▶ [DESCRIPTION OF THE TASK]
In your copy, include every line of the listing below exactly but none of the pictures.

▶ [DATA IN THIS EXERCISE]
- - -
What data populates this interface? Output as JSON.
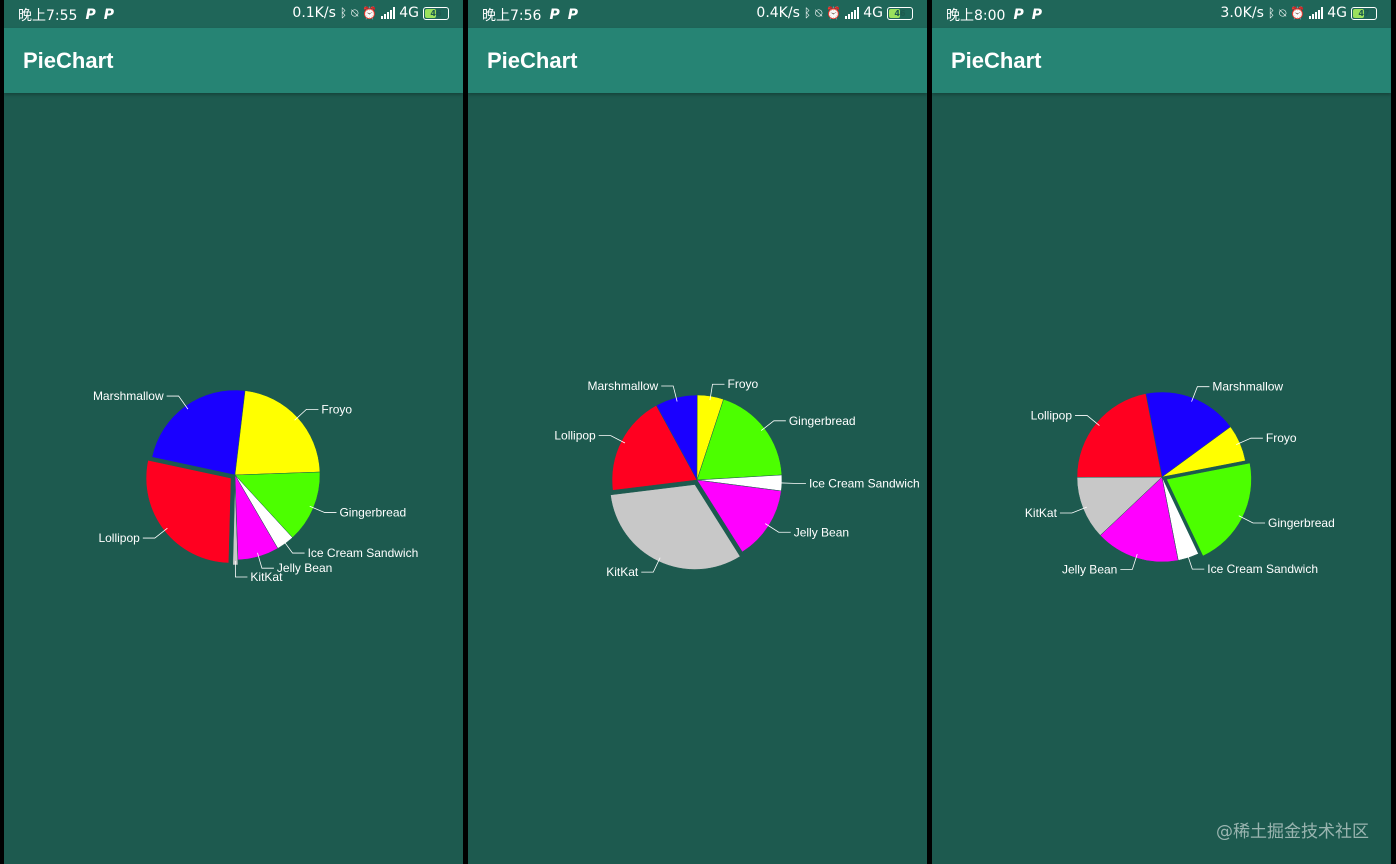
{
  "screens": [
    {
      "status": {
        "time": "晚上7:55",
        "speed": "0.1K/s",
        "network": "4G",
        "battery": "46"
      },
      "app_title": "PieChart"
    },
    {
      "status": {
        "time": "晚上7:56",
        "speed": "0.4K/s",
        "network": "4G",
        "battery": "46"
      },
      "app_title": "PieChart"
    },
    {
      "status": {
        "time": "晚上8:00",
        "speed": "3.0K/s",
        "network": "4G",
        "battery": "47"
      },
      "app_title": "PieChart"
    }
  ],
  "watermark": "@稀土掘金技术社区",
  "colors": {
    "background": "#1d5a4f",
    "app_bar": "#268474",
    "status_bar": "#1f6659"
  },
  "chart_data": [
    {
      "type": "pie",
      "categories": [
        "KitKat",
        "Lollipop",
        "Marshmallow",
        "Froyo",
        "Gingerbread",
        "Ice Cream Sandwich",
        "Jelly Bean"
      ],
      "colors": [
        "#c8c8c8",
        "#ff0020",
        "#1a00ff",
        "#ffff00",
        "#4cff00",
        "#ffffff",
        "#ff00ff"
      ],
      "values": [
        1,
        28.5,
        24,
        23,
        14,
        3.5,
        8
      ],
      "highlighted": [
        "Lollipop",
        "KitKat"
      ]
    },
    {
      "type": "pie",
      "categories": [
        "Lollipop",
        "Marshmallow",
        "Froyo",
        "Gingerbread",
        "Ice Cream Sandwich",
        "Jelly Bean",
        "KitKat"
      ],
      "colors": [
        "#ff0020",
        "#1a00ff",
        "#ffff00",
        "#4cff00",
        "#ffffff",
        "#ff00ff",
        "#c8c8c8"
      ],
      "values": [
        19,
        8,
        5,
        19,
        3,
        14,
        32
      ],
      "highlighted": [
        "KitKat"
      ]
    },
    {
      "type": "pie",
      "categories": [
        "Marshmallow",
        "Froyo",
        "Gingerbread",
        "Ice Cream Sandwich",
        "Jelly Bean",
        "KitKat",
        "Lollipop"
      ],
      "colors": [
        "#1a00ff",
        "#ffff00",
        "#4cff00",
        "#ffffff",
        "#ff00ff",
        "#c8c8c8",
        "#ff0020"
      ],
      "values": [
        18,
        7,
        21,
        4,
        16,
        12,
        22
      ],
      "highlighted": [
        "Gingerbread"
      ]
    }
  ]
}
- - -
▶ [TASK ANSWER]
What data populates this interface? Output as JSON.
{
  "screens": [
    {
      "status": {
        "time": "晚上7:55",
        "speed": "0.1K/s",
        "network": "4G",
        "battery": "46"
      },
      "app_title": "PieChart"
    },
    {
      "status": {
        "time": "晚上7:56",
        "speed": "0.4K/s",
        "network": "4G",
        "battery": "46"
      },
      "app_title": "PieChart"
    },
    {
      "status": {
        "time": "晚上8:00",
        "speed": "3.0K/s",
        "network": "4G",
        "battery": "47"
      },
      "app_title": "PieChart"
    }
  ],
  "watermark": "@稀土掘金技术社区",
  "colors": {
    "background": "#1d5a4f",
    "app_bar": "#268474",
    "status_bar": "#1f6659"
  },
  "chart_data": [
    {
      "type": "pie",
      "categories": [
        "KitKat",
        "Lollipop",
        "Marshmallow",
        "Froyo",
        "Gingerbread",
        "Ice Cream Sandwich",
        "Jelly Bean"
      ],
      "colors": [
        "#c8c8c8",
        "#ff0020",
        "#1a00ff",
        "#ffff00",
        "#4cff00",
        "#ffffff",
        "#ff00ff"
      ],
      "values": [
        1,
        28.5,
        24,
        23,
        14,
        3.5,
        8
      ],
      "highlighted": [
        "Lollipop",
        "KitKat"
      ]
    },
    {
      "type": "pie",
      "categories": [
        "Lollipop",
        "Marshmallow",
        "Froyo",
        "Gingerbread",
        "Ice Cream Sandwich",
        "Jelly Bean",
        "KitKat"
      ],
      "colors": [
        "#ff0020",
        "#1a00ff",
        "#ffff00",
        "#4cff00",
        "#ffffff",
        "#ff00ff",
        "#c8c8c8"
      ],
      "values": [
        19,
        8,
        5,
        19,
        3,
        14,
        32
      ],
      "highlighted": [
        "KitKat"
      ]
    },
    {
      "type": "pie",
      "categories": [
        "Marshmallow",
        "Froyo",
        "Gingerbread",
        "Ice Cream Sandwich",
        "Jelly Bean",
        "KitKat",
        "Lollipop"
      ],
      "colors": [
        "#1a00ff",
        "#ffff00",
        "#4cff00",
        "#ffffff",
        "#ff00ff",
        "#c8c8c8",
        "#ff0020"
      ],
      "values": [
        18,
        7,
        21,
        4,
        16,
        12,
        22
      ],
      "highlighted": [
        "Gingerbread"
      ]
    }
  ]
}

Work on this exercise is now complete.